• _EXERCISE GOAL_:
Give every line back verbatim, dropping all images.

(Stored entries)
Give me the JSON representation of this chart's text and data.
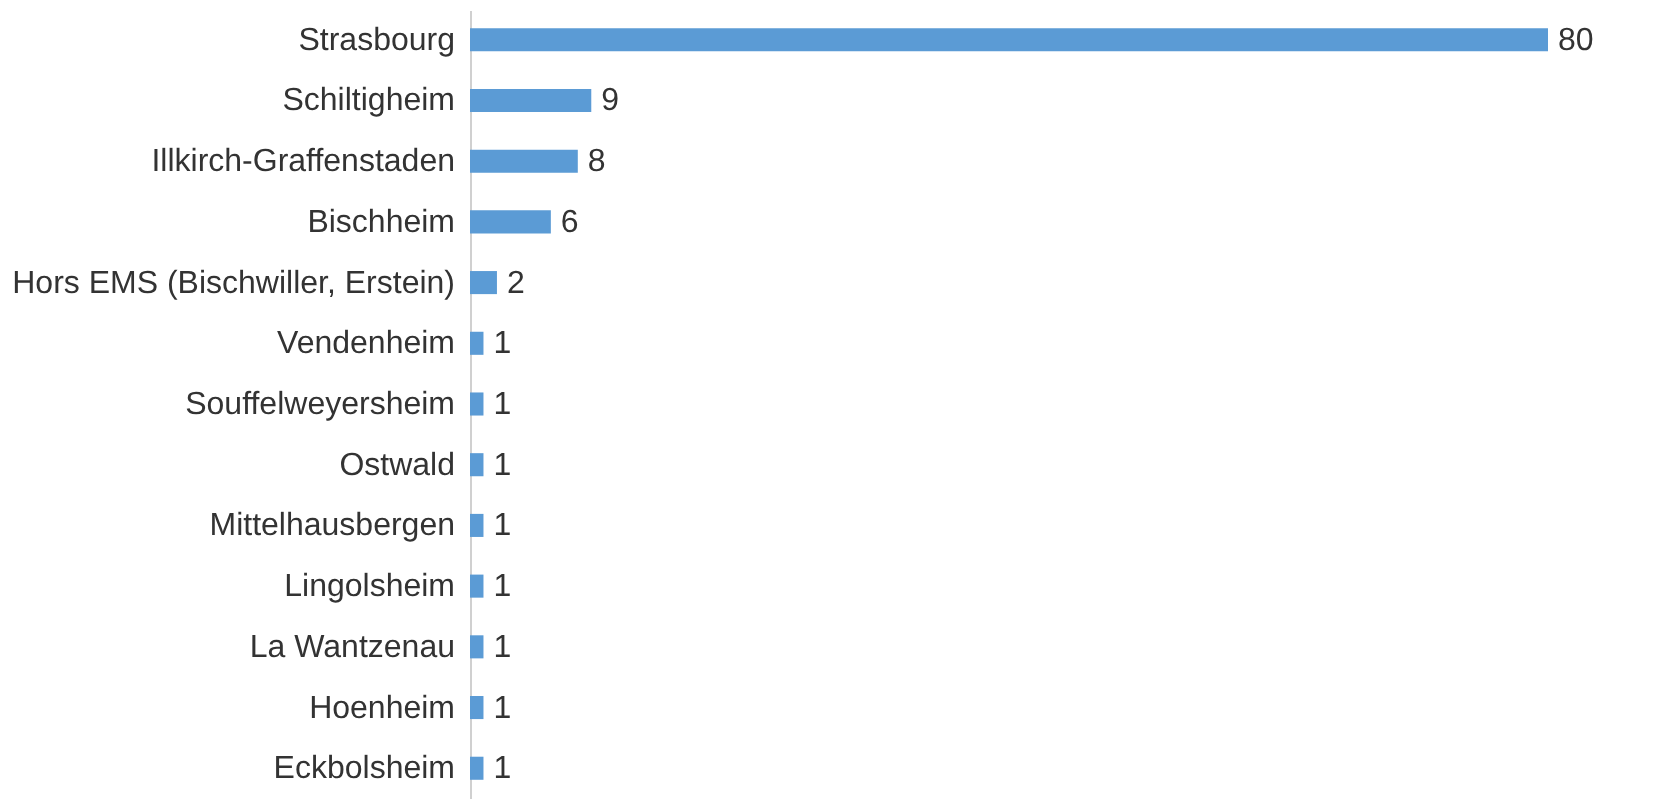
{
  "chart_data": {
    "type": "bar",
    "orientation": "horizontal",
    "data_labels": true,
    "categories": [
      "Strasbourg",
      "Schiltigheim",
      "Illkirch-Graffenstaden",
      "Bischheim",
      "Hors EMS (Bischwiller, Erstein)",
      "Vendenheim",
      "Souffelweyersheim",
      "Ostwald",
      "Mittelhausbergen",
      "Lingolsheim",
      "La Wantzenau",
      "Hoenheim",
      "Eckbolsheim"
    ],
    "values": [
      80,
      9,
      8,
      6,
      2,
      1,
      1,
      1,
      1,
      1,
      1,
      1,
      1
    ],
    "color": "#5b9bd5"
  }
}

• _THE OUTPUT_:
Give me the JSON representation of this chart's text and data.
{
  "chart_data": {
    "type": "bar",
    "orientation": "horizontal",
    "data_labels": true,
    "categories": [
      "Strasbourg",
      "Schiltigheim",
      "Illkirch-Graffenstaden",
      "Bischheim",
      "Hors EMS (Bischwiller, Erstein)",
      "Vendenheim",
      "Souffelweyersheim",
      "Ostwald",
      "Mittelhausbergen",
      "Lingolsheim",
      "La Wantzenau",
      "Hoenheim",
      "Eckbolsheim"
    ],
    "values": [
      80,
      9,
      8,
      6,
      2,
      1,
      1,
      1,
      1,
      1,
      1,
      1,
      1
    ],
    "color": "#5b9bd5"
  }
}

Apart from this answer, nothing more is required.